## Data excerpts
• • • • • • •
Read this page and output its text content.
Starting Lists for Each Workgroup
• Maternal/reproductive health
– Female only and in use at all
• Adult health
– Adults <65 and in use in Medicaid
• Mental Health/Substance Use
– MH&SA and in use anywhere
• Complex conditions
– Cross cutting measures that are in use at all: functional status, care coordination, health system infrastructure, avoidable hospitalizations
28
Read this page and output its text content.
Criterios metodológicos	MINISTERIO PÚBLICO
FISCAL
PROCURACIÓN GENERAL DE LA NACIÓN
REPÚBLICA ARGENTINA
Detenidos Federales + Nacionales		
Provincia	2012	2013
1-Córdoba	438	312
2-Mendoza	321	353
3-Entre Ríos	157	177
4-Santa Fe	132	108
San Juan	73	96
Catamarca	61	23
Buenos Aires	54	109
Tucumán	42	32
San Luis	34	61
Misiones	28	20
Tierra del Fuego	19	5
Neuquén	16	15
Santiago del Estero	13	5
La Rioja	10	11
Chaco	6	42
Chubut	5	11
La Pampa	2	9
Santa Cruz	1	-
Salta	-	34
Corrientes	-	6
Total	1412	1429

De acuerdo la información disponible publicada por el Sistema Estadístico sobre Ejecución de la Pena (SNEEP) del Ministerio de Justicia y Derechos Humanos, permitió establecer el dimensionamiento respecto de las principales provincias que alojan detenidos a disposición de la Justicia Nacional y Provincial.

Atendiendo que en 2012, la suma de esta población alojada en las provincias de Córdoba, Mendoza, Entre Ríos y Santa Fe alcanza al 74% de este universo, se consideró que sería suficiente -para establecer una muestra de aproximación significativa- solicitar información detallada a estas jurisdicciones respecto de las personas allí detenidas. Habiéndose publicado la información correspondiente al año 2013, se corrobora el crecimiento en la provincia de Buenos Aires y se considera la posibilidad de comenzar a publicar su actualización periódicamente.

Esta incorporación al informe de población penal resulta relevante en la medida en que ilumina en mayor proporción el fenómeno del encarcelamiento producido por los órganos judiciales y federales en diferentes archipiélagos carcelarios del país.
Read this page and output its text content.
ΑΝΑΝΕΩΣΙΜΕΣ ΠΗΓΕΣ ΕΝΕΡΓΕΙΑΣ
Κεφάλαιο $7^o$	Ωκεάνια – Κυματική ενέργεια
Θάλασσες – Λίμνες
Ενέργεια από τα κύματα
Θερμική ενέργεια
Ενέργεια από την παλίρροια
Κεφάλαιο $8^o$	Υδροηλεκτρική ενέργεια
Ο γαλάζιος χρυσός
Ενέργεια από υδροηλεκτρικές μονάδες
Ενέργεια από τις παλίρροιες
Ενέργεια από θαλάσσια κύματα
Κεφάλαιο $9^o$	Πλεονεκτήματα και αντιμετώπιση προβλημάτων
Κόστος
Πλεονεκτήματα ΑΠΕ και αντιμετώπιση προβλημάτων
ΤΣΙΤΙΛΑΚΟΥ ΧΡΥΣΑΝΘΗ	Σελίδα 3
• • • • • • •
## PROBLEM REQUIREMENTS
Make a verbatim copy of every entry shown above.

## SOLUTION TO THE EXERCISE
Read this page and output its text content.
Starting Lists for Each Workgroup
• Maternal/reproductive health
– Female only and in use at all
• Adult health
– Adults <65 and in use in Medicaid
• Mental Health/Substance Use
– MH&SA and in use anywhere
• Complex conditions
– Cross cutting measures that are in use at all: functional status, care coordination, health system infrastructure, avoidable hospitalizations
28
Read this page and output its text content.
Criterios metodológicos	MINISTERIO PÚBLICO
FISCAL
PROCURACIÓN GENERAL DE LA NACIÓN
REPÚBLICA ARGENTINA
Detenidos Federales + Nacionales		
Provincia	2012	2013
1-Córdoba	438	312
2-Mendoza	321	353
3-Entre Ríos	157	177
4-Santa Fe	132	108
San Juan	73	96
Catamarca	61	23
Buenos Aires	54	109
Tucumán	42	32
San Luis	34	61
Misiones	28	20
Tierra del Fuego	19	5
Neuquén	16	15
Santiago del Estero	13	5
La Rioja	10	11
Chaco	6	42
Chubut	5	11
La Pampa	2	9
Santa Cruz	1	-
Salta	-	34
Corrientes	-	6
Total	1412	1429

De acuerdo la información disponible publicada por el Sistema Estadístico sobre Ejecución de la Pena (SNEEP) del Ministerio de Justicia y Derechos Humanos, permitió establecer el dimensionamiento respecto de las principales provincias que alojan detenidos a disposición de la Justicia Nacional y Provincial.

Atendiendo que en 2012, la suma de esta población alojada en las provincias de Córdoba, Mendoza, Entre Ríos y Santa Fe alcanza al 74% de este universo, se consideró que sería suficiente -para establecer una muestra de aproximación significativa- solicitar información detallada a estas jurisdicciones respecto de las personas allí detenidas. Habiéndose publicado la información correspondiente al año 2013, se corrobora el crecimiento en la provincia de Buenos Aires y se considera la posibilidad de comenzar a publicar su actualización periódicamente.

Esta incorporación al informe de población penal resulta relevante en la medida en que ilumina en mayor proporción el fenómeno del encarcelamiento producido por los órganos judiciales y federales en diferentes archipiélagos carcelarios del país.
Read this page and output its text content.
ΑΝΑΝΕΩΣΙΜΕΣ ΠΗΓΕΣ ΕΝΕΡΓΕΙΑΣ
Κεφάλαιο $7^o$	Ωκεάνια – Κυματική ενέργεια
Θάλασσες – Λίμνες
Ενέργεια από τα κύματα
Θερμική ενέργεια
Ενέργεια από την παλίρροια
Κεφάλαιο $8^o$	Υδροηλεκτρική ενέργεια
Ο γαλάζιος χρυσός
Ενέργεια από υδροηλεκτρικές μονάδες
Ενέργεια από τις παλίρροιες
Ενέργεια από θαλάσσια κύματα
Κεφάλαιο $9^o$	Πλεονεκτήματα και αντιμετώπιση προβλημάτων
Κόστος
Πλεονεκτήματα ΑΠΕ και αντιμετώπιση προβλημάτων
ΤΣΙΤΙΛΑΚΟΥ ΧΡΥΣΑΝΘΗ	Σελίδα 3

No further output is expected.